Text excerpt:
-*-*-

Merrow has a way of getting right to the heart of the matter while also revealing nuance. He is able to synthesize his perspective on education through complementary lenses: that of a teacher (he taught briefly early in his career), a parent, and a reporter. He consistently infuses and grounds his perspectives with an awareness of what nurturing, caring for, and educating children is really about.
What I most appreciate about Merrow’s book is that he does not fall into the trap of allowing his perspectives to become polarized in simplistic ways. He holds the union, teachers, and reform leaders’ feet to the fire in equal measure, and they all do better in its stead.
Admiring Michelle Rhee
He has an obvious admiration for the work of many parties, including controversial figures such as Michelle Rhee. As someone who is wary of Rhee’s disturbing lack of nuance and almost mono-maniacal pursuit of one-sided solutions, I felt his portrayal of her was a bit wide-eyed (reporters—and much of the public—seem to love her innate bluntness). He contrasts her position as a “bottom line leader” with the ineffectiveness of such an approach. He also gently criticizes her administration when he notes in response to Rhee’s statement that at least 50% of her teachers had neither skill nor motivation: “Isn’t it the job of leadership . . . to provide motivation? Or is criticizing them for lack of motivation supposed to act as a motivator?”

-*-*-

Set of tasks:
**1.** Answer these questions about the review of Merrow's book:
(a) Through what three lenses does Merrow view education?
(b) Whose feet does he hold to the fire in equal measure?
(c) What share of her teachers did Rhee say had neither skill nor motivation?
**2.** Please retype the passage of the review of Merrow's book starting with "Merrow has a" and going on through "in its stead.".
**3.** Extend the review of Merrow's book onward from its final sentence.
The listing comes from a different source than the review of Merrow's book.

-*-*-

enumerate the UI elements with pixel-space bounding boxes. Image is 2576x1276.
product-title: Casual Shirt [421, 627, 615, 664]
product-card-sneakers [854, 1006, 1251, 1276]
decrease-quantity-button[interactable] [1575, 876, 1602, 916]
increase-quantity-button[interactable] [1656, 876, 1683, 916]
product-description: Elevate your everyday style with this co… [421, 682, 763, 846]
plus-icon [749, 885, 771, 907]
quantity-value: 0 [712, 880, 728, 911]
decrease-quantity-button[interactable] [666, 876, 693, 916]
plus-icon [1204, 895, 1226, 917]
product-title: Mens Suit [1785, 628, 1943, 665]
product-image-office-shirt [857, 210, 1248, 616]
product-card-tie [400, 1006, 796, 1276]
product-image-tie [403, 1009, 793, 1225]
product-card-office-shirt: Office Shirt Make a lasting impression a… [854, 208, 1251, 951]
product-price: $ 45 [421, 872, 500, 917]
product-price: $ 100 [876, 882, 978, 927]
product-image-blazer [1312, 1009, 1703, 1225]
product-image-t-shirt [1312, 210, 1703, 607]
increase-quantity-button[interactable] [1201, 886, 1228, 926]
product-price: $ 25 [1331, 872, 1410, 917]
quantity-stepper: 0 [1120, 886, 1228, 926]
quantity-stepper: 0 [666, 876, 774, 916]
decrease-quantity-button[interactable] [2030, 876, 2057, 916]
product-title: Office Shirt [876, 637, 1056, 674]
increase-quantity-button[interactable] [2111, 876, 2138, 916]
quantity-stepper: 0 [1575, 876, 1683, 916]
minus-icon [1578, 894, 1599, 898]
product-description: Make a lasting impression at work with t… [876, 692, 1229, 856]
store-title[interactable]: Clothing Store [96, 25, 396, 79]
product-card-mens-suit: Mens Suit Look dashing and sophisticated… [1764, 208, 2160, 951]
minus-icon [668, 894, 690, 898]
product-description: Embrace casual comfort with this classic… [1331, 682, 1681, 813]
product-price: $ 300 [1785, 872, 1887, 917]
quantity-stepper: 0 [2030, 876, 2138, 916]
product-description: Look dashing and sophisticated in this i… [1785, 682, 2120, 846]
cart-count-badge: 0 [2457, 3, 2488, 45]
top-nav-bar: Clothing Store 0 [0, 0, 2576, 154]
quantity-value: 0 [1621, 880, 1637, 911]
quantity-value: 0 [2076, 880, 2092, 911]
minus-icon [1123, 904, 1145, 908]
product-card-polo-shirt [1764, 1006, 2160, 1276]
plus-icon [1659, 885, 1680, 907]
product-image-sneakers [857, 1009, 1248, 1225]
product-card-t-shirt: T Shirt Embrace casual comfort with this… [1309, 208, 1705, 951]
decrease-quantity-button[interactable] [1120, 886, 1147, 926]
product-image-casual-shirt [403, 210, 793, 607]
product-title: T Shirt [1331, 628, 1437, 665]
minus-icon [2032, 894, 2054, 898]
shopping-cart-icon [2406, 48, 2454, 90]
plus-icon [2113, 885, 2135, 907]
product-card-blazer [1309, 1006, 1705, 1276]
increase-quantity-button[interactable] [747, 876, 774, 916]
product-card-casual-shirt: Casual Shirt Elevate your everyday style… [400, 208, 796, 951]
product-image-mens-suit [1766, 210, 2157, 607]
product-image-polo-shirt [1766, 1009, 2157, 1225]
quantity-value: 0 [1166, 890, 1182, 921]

-*-*-

The results:
**1.**
(a) Those of a teacher, a parent, and a reporter.
(b) The union's, teachers', and reform leaders'.
(c) At least 50%.

**2.**
Merrow has a way of getting right to the heart of the matter while also revealing nuance. He is able to synthesize his perspective on education through complementary lenses: that of a teacher (he taught briefly early in his career), a parent, and a reporter. He consistently infuses and grounds his perspectives with an awareness of what nurturing, caring for, and educating children is really about.
What I most appreciate about Merrow’s book is that he does not fall into the trap of allowing his perspectives to become polarized in simplistic ways. He holds the union, teachers, and reform leaders’ feet to the fire in equal measure, and they all do better in its stead.

**3.**
I even caught myself sharing a moment of admiration for Rhee when he describes her sweeping through her central office and addressing the lack of phone etiquette of her employees. “. . . it sounds like they’re very annoyed. This is not a nuisance; this is your job.” That made me realize there is a clear delineation in educational leadership: the difference between organizational leadership, and pedagogical leadership. Rhee is clearly an effective organizational leader. As a pedagogical leader, however, she leaves much to be desired. This criticism also applies to her mentor Joel Klein, whose recent piece in The Atlantic, The Failure of American Schools, stated that “collaboration is the elixir of the status-quo crowd.” This enunciation of “radical reform” leadership is dangerously unsustainable.
Merrow supports the use of drastic measures in drastic times, such as the bankruptcy firm used in New Orleans: “hiring a bankruptcy firm is obviously not a magic bullet. . . .But even with the odds stacked against it, a bankruptcy firm could be a viable option, if only because it has the freedom to do what others cannot: take drastic steps and then ride out of town.”
We Need to Work Together
Merrow also pragmatically promotes the role of collaboration and the necessity of working with unions and school boards to enact meaningful change: “The responsibility (blame) for the mess we are in is shared equally by weak school boards that caved in to union demands, and protectionist and regressive teacher unions. And while it’s tempting to say ‘a plague on both their houses,’ we don’t have that luxury, because both must be part of any solution.”
The battle between reformers and their opponents is “fundamentally irrelevant to the world children live in,” Merrow notes. “Children are the only casualties” of political or academic battles such as the “Reading Wars” (phonics vs. whole language)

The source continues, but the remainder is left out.